:: What is asked ::
What is needed here is an exact copy of every entry.

:: Data supplied ::
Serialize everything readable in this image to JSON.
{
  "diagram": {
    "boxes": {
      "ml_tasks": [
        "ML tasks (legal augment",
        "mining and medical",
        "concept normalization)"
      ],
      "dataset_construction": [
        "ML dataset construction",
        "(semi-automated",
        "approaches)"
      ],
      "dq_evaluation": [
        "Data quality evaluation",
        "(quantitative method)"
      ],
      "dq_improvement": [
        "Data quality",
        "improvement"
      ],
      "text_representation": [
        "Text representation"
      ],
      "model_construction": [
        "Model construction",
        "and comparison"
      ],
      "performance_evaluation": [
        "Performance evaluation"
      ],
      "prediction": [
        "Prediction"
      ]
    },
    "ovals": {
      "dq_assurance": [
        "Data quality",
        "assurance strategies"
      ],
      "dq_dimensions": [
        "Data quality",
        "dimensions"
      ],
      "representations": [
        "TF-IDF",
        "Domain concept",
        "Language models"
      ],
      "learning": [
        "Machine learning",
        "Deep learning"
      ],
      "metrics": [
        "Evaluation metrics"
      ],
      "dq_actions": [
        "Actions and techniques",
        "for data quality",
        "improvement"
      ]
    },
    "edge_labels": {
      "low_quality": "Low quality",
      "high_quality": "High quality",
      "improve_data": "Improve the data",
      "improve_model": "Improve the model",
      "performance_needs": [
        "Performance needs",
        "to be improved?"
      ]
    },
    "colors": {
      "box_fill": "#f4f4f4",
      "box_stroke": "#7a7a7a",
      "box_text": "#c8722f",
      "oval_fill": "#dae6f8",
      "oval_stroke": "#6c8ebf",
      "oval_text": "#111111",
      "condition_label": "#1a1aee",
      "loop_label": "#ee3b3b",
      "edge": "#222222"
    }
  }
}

:: The solution ::
Serialize everything readable in this image to JSON.
{
  "diagram": {
    "boxes": {
      "ml_tasks": [
        "ML tasks (legal augment",
        "mining and medical",
        "concept normalization)"
      ],
      "dataset_construction": [
        "ML dataset construction",
        "(semi-automated",
        "approaches)"
      ],
      "dq_evaluation": [
        "Data quality evaluation",
        "(quantitative method)"
      ],
      "dq_improvement": [
        "Data quality",
        "improvement"
      ],
      "text_representation": [
        "Text representation"
      ],
      "model_construction": [
        "Model construction",
        "and comparison"
      ],
      "performance_evaluation": [
        "Performance evaluation"
      ],
      "prediction": [
        "Prediction"
      ]
    },
    "ovals": {
      "dq_assurance": [
        "Data quality",
        "assurance strategies"
      ],
      "dq_dimensions": [
        "Data quality",
        "dimensions"
      ],
      "representations": [
        "TF-IDF",
        "Domain concept",
        "Language models"
      ],
      "learning": [
        "Machine learning",
        "Deep learning"
      ],
      "metrics": [
        "Evaluation metrics"
      ],
      "dq_actions": [
        "Actions and techniques",
        "for data quality",
        "improvement"
      ]
    },
    "edge_labels": {
      "low_quality": "Low quality",
      "high_quality": "High quality",
      "improve_data": "Improve the data",
      "improve_model": "Improve the model",
      "performance_needs": [
        "Performance needs",
        "to be improved?"
      ]
    },
    "colors": {
      "box_fill": "#f4f4f4",
      "box_stroke": "#7a7a7a",
      "box_text": "#c8722f",
      "oval_fill": "#dae6f8",
      "oval_stroke": "#6c8ebf",
      "oval_text": "#111111",
      "condition_label": "#1a1aee",
      "loop_label": "#ee3b3b",
      "edge": "#222222"
    }
  }
}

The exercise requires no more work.